What the exercise asks =
Count how many lines of the material hold "partitions". Respond with that number alone.

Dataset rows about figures
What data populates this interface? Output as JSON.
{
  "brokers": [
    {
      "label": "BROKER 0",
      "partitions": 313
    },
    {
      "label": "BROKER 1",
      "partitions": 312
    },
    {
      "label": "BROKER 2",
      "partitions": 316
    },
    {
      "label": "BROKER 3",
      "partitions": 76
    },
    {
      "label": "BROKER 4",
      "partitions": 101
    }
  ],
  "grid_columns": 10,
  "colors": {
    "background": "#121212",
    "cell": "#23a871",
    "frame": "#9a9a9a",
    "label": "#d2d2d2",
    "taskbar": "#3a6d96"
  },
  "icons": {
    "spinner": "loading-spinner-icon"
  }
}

Output for this task =
5